Exercise objective - Go through the entries below and pick out every line with "охраны".

Dataset entries -
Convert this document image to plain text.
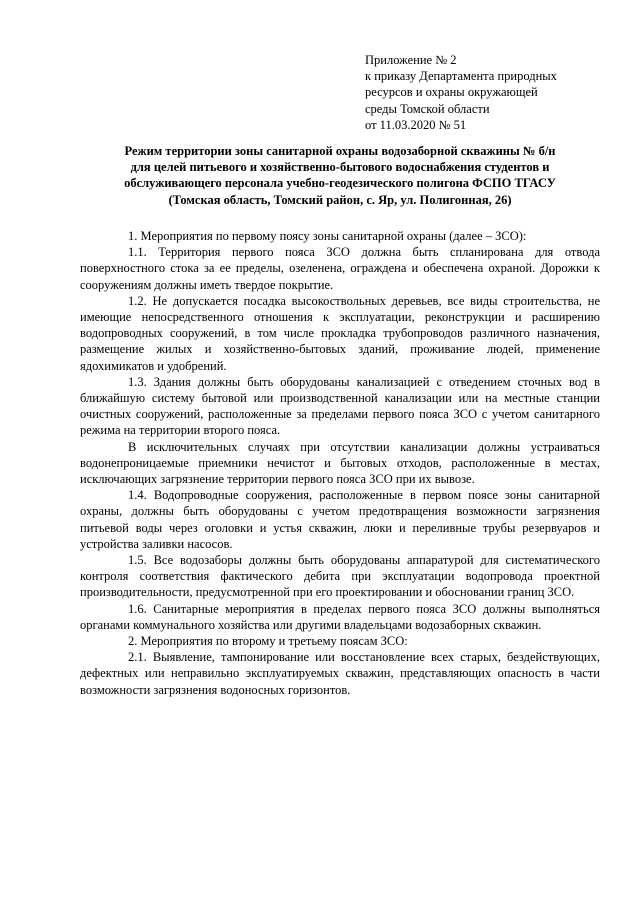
Приложение № 2
к приказу Департамента природных
ресурсов и охраны окружающей
среды Томской области
от 11.03.2020 № 51
Режим территории зоны санитарной охраны водозаборной скважины № б/н
для целей питьевого и хозяйственно-бытового водоснабжения студентов и
обслуживающего персонала учебно-геодезического полигона ФСПО ТГАСУ
(Томская область, Томский район, с. Яр, ул. Полигонная, 26)

1. Мероприятия по первому поясу зоны санитарной охраны (далее – ЗСО):

1.1. Территория первого пояса ЗСО должна быть спланирована для отвода поверхностного стока за ее пределы, озеленена, ограждена и обеспечена охраной. Дорожки к сооружениям должны иметь твердое покрытие.

1.2. Не допускается посадка высокоствольных деревьев, все виды строительства, не имеющие непосредственного отношения к эксплуатации, реконструкции и расширению водопроводных сооружений, в том числе прокладка трубопроводов различного назначения, размещение жилых и хозяйственно-бытовых зданий, проживание людей, применение ядохимикатов и удобрений.

1.3. Здания должны быть оборудованы канализацией с отведением сточных вод в ближайшую систему бытовой или производственной канализации или на местные станции очистных сооружений, расположенные за пределами первого пояса ЗСО с учетом санитарного режима на территории второго пояса.

В исключительных случаях при отсутствии канализации должны устраиваться водонепроницаемые приемники нечистот и бытовых отходов, расположенные в местах, исключающих загрязнение территории первого пояса ЗСО при их вывозе.

1.4. Водопроводные сооружения, расположенные в первом поясе зоны санитарной охраны, должны быть оборудованы с учетом предотвращения возможности загрязнения питьевой воды через оголовки и устья скважин, люки и переливные трубы резервуаров и устройства заливки насосов.

1.5. Все водозаборы должны быть оборудованы аппаратурой для систематического контроля соответствия фактического дебита при эксплуатации водопровода проектной производительности, предусмотренной при его проектировании и обосновании границ ЗСО.

1.6. Санитарные мероприятия в пределах первого пояса ЗСО должны выполняться органами коммунального хозяйства или другими владельцами водозаборных скважин.

2. Мероприятия по второму и третьему поясам ЗСО:

2.1. Выявление, тампонирование или восстановление всех старых, бездействующих, дефектных или неправильно эксплуатируемых скважин, представляющих опасность в части возможности загрязнения водоносных горизонтов.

Problem solution -
ресурсов и охраны окружающей
Режим территории зоны санитарной охраны водозаборной скважины № б/н
1. Мероприятия по первому поясу зоны санитарной охраны (далее – ЗСО):
1.4. Водопроводные сооружения, расположенные в первом поясе зоны санитарной охраны, должны быть оборудованы с учетом предотвращения возможности загрязнения питьевой воды через оголовки и устья скважин, люки и переливные трубы резервуаров и устройства заливки насосов.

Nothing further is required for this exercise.